ENTRIES SUPPLIED.
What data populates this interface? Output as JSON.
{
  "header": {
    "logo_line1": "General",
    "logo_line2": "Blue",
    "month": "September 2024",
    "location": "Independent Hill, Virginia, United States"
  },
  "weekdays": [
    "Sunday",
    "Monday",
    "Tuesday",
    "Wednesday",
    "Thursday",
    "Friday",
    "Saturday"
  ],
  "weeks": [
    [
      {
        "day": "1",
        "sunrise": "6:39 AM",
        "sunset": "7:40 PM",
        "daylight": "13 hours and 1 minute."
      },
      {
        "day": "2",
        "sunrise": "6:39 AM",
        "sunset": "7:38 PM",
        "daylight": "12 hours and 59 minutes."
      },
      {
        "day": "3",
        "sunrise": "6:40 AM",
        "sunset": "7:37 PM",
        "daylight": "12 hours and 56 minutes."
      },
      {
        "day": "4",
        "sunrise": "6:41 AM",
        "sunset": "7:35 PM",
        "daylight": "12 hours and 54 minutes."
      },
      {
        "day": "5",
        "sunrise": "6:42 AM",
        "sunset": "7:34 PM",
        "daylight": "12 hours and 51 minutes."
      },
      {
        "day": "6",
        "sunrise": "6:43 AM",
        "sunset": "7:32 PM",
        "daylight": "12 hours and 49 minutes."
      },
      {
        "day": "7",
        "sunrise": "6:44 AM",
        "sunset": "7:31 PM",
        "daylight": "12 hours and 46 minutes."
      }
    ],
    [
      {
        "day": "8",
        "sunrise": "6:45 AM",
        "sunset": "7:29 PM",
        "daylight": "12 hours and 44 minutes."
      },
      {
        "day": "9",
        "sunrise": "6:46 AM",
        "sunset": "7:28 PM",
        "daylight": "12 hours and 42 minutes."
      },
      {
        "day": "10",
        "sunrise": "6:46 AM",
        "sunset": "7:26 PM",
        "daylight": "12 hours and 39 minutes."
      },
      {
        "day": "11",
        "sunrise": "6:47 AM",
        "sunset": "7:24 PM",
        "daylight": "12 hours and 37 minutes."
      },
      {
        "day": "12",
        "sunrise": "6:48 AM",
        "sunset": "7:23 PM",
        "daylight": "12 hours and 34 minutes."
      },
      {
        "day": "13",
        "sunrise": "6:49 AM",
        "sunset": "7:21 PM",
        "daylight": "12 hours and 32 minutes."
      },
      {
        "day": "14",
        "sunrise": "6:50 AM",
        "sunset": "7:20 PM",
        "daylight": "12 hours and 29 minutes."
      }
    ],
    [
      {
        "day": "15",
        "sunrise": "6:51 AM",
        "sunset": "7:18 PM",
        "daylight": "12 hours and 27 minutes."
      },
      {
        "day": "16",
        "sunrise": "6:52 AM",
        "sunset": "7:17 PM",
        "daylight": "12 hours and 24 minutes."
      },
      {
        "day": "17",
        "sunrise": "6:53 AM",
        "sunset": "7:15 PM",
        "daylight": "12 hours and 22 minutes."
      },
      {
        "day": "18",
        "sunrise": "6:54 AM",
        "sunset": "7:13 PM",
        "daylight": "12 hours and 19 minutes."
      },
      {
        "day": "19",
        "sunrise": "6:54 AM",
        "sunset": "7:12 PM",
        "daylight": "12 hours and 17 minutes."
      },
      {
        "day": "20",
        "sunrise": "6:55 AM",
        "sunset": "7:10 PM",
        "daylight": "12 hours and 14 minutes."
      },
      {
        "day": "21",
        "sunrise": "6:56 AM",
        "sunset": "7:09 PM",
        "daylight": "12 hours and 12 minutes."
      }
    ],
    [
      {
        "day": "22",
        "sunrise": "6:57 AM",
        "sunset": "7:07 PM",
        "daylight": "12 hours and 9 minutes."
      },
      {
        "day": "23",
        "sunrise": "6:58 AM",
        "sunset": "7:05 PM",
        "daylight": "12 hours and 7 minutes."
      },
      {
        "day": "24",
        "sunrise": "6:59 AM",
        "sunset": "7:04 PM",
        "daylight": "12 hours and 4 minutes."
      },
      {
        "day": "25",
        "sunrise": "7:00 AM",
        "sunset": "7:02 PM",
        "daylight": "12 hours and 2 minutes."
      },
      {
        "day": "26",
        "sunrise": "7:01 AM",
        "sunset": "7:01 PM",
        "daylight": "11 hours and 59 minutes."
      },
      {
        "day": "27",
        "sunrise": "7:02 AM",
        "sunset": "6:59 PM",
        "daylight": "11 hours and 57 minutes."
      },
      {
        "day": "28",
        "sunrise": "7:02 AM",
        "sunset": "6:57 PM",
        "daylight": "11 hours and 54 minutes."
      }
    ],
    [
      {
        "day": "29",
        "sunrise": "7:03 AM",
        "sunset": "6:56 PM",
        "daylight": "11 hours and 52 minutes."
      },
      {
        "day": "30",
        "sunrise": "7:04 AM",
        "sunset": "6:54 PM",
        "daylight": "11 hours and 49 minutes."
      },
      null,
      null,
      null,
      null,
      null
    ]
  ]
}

WRITTEN EXERCISE. Reproduce the material in full, with no word added or dropped.

RESPONSE TO THIS EXERCISE.
What data populates this interface? Output as JSON.
{
  "header": {
    "logo_line1": "General",
    "logo_line2": "Blue",
    "month": "September 2024",
    "location": "Independent Hill, Virginia, United States"
  },
  "weekdays": [
    "Sunday",
    "Monday",
    "Tuesday",
    "Wednesday",
    "Thursday",
    "Friday",
    "Saturday"
  ],
  "weeks": [
    [
      {
        "day": "1",
        "sunrise": "6:39 AM",
        "sunset": "7:40 PM",
        "daylight": "13 hours and 1 minute."
      },
      {
        "day": "2",
        "sunrise": "6:39 AM",
        "sunset": "7:38 PM",
        "daylight": "12 hours and 59 minutes."
      },
      {
        "day": "3",
        "sunrise": "6:40 AM",
        "sunset": "7:37 PM",
        "daylight": "12 hours and 56 minutes."
      },
      {
        "day": "4",
        "sunrise": "6:41 AM",
        "sunset": "7:35 PM",
        "daylight": "12 hours and 54 minutes."
      },
      {
        "day": "5",
        "sunrise": "6:42 AM",
        "sunset": "7:34 PM",
        "daylight": "12 hours and 51 minutes."
      },
      {
        "day": "6",
        "sunrise": "6:43 AM",
        "sunset": "7:32 PM",
        "daylight": "12 hours and 49 minutes."
      },
      {
        "day": "7",
        "sunrise": "6:44 AM",
        "sunset": "7:31 PM",
        "daylight": "12 hours and 46 minutes."
      }
    ],
    [
      {
        "day": "8",
        "sunrise": "6:45 AM",
        "sunset": "7:29 PM",
        "daylight": "12 hours and 44 minutes."
      },
      {
        "day": "9",
        "sunrise": "6:46 AM",
        "sunset": "7:28 PM",
        "daylight": "12 hours and 42 minutes."
      },
      {
        "day": "10",
        "sunrise": "6:46 AM",
        "sunset": "7:26 PM",
        "daylight": "12 hours and 39 minutes."
      },
      {
        "day": "11",
        "sunrise": "6:47 AM",
        "sunset": "7:24 PM",
        "daylight": "12 hours and 37 minutes."
      },
      {
        "day": "12",
        "sunrise": "6:48 AM",
        "sunset": "7:23 PM",
        "daylight": "12 hours and 34 minutes."
      },
      {
        "day": "13",
        "sunrise": "6:49 AM",
        "sunset": "7:21 PM",
        "daylight": "12 hours and 32 minutes."
      },
      {
        "day": "14",
        "sunrise": "6:50 AM",
        "sunset": "7:20 PM",
        "daylight": "12 hours and 29 minutes."
      }
    ],
    [
      {
        "day": "15",
        "sunrise": "6:51 AM",
        "sunset": "7:18 PM",
        "daylight": "12 hours and 27 minutes."
      },
      {
        "day": "16",
        "sunrise": "6:52 AM",
        "sunset": "7:17 PM",
        "daylight": "12 hours and 24 minutes."
      },
      {
        "day": "17",
        "sunrise": "6:53 AM",
        "sunset": "7:15 PM",
        "daylight": "12 hours and 22 minutes."
      },
      {
        "day": "18",
        "sunrise": "6:54 AM",
        "sunset": "7:13 PM",
        "daylight": "12 hours and 19 minutes."
      },
      {
        "day": "19",
        "sunrise": "6:54 AM",
        "sunset": "7:12 PM",
        "daylight": "12 hours and 17 minutes."
      },
      {
        "day": "20",
        "sunrise": "6:55 AM",
        "sunset": "7:10 PM",
        "daylight": "12 hours and 14 minutes."
      },
      {
        "day": "21",
        "sunrise": "6:56 AM",
        "sunset": "7:09 PM",
        "daylight": "12 hours and 12 minutes."
      }
    ],
    [
      {
        "day": "22",
        "sunrise": "6:57 AM",
        "sunset": "7:07 PM",
        "daylight": "12 hours and 9 minutes."
      },
      {
        "day": "23",
        "sunrise": "6:58 AM",
        "sunset": "7:05 PM",
        "daylight": "12 hours and 7 minutes."
      },
      {
        "day": "24",
        "sunrise": "6:59 AM",
        "sunset": "7:04 PM",
        "daylight": "12 hours and 4 minutes."
      },
      {
        "day": "25",
        "sunrise": "7:00 AM",
        "sunset": "7:02 PM",
        "daylight": "12 hours and 2 minutes."
      },
      {
        "day": "26",
        "sunrise": "7:01 AM",
        "sunset": "7:01 PM",
        "daylight": "11 hours and 59 minutes."
      },
      {
        "day": "27",
        "sunrise": "7:02 AM",
        "sunset": "6:59 PM",
        "daylight": "11 hours and 57 minutes."
      },
      {
        "day": "28",
        "sunrise": "7:02 AM",
        "sunset": "6:57 PM",
        "daylight": "11 hours and 54 minutes."
      }
    ],
    [
      {
        "day": "29",
        "sunrise": "7:03 AM",
        "sunset": "6:56 PM",
        "daylight": "11 hours and 52 minutes."
      },
      {
        "day": "30",
        "sunrise": "7:04 AM",
        "sunset": "6:54 PM",
        "daylight": "11 hours and 49 minutes."
      },
      null,
      null,
      null,
      null,
      null
    ]
  ]
}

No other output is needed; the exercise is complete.